**Given task**:
Omit the pictures, please, and give each record below again exactly.

**Data supplied**:
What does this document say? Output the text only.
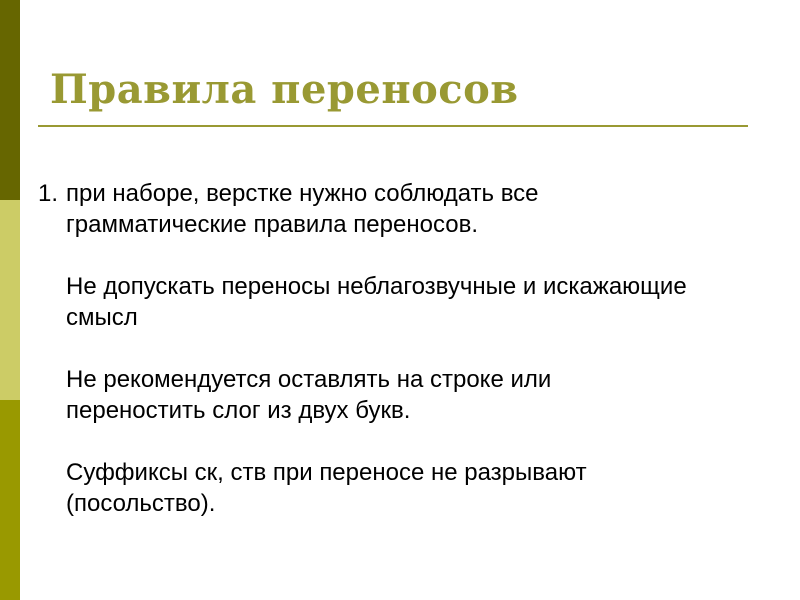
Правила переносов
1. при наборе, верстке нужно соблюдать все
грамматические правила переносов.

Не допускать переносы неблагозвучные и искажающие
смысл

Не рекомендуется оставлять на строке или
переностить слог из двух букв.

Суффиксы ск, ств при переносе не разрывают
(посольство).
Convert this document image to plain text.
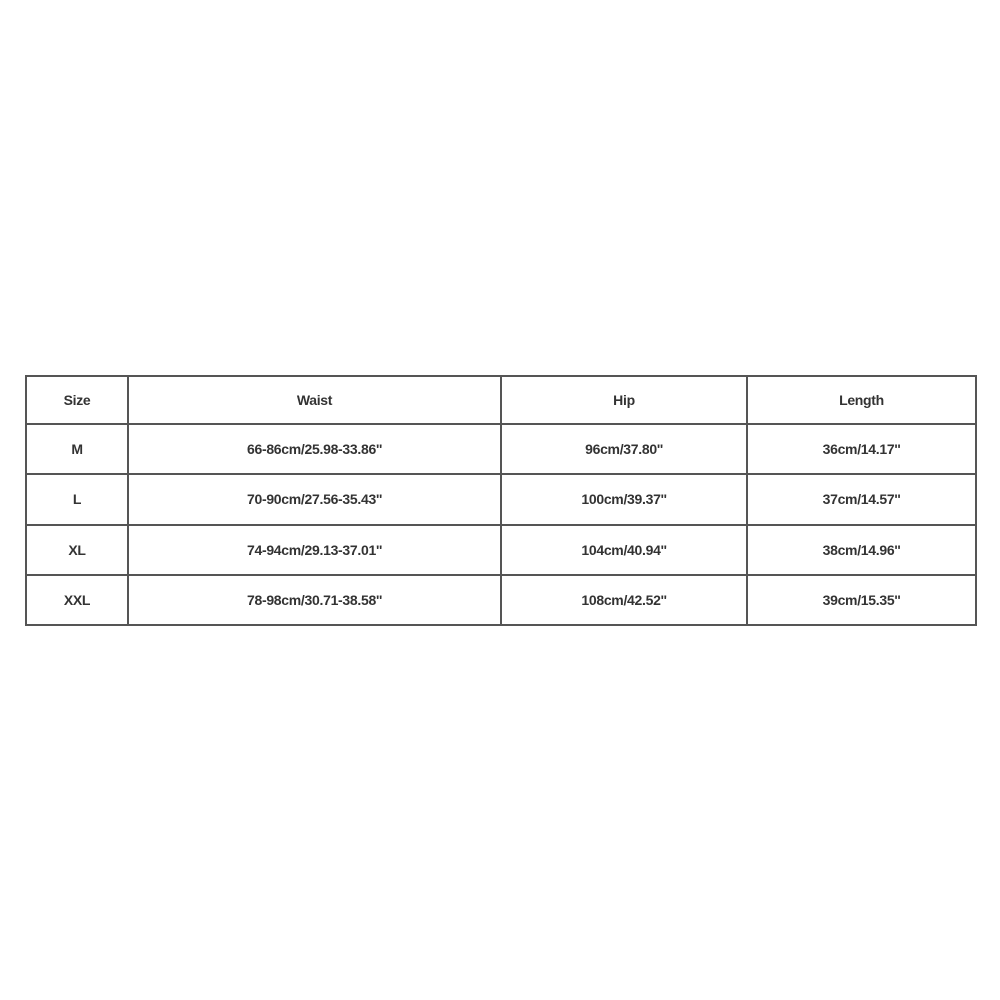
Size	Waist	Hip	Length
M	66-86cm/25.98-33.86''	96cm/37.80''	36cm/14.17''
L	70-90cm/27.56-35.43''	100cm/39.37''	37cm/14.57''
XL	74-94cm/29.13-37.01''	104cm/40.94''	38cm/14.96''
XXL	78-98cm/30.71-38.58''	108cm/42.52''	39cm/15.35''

**Task output**:
What does this document say? Output the text only.
Правила переносов
1. при наборе, верстке нужно соблюдать все
грамматические правила переносов.

Не допускать переносы неблагозвучные и искажающие
смысл

Не рекомендуется оставлять на строке или
переностить слог из двух букв.

Суффиксы ск, ств при переносе не разрывают
(посольство).
Convert this document image to plain text.
Size	Waist	Hip	Length
M	66-86cm/25.98-33.86''	96cm/37.80''	36cm/14.17''
L	70-90cm/27.56-35.43''	100cm/39.37''	37cm/14.57''
XL	74-94cm/29.13-37.01''	104cm/40.94''	38cm/14.96''
XXL	78-98cm/30.71-38.58''	108cm/42.52''	39cm/15.35''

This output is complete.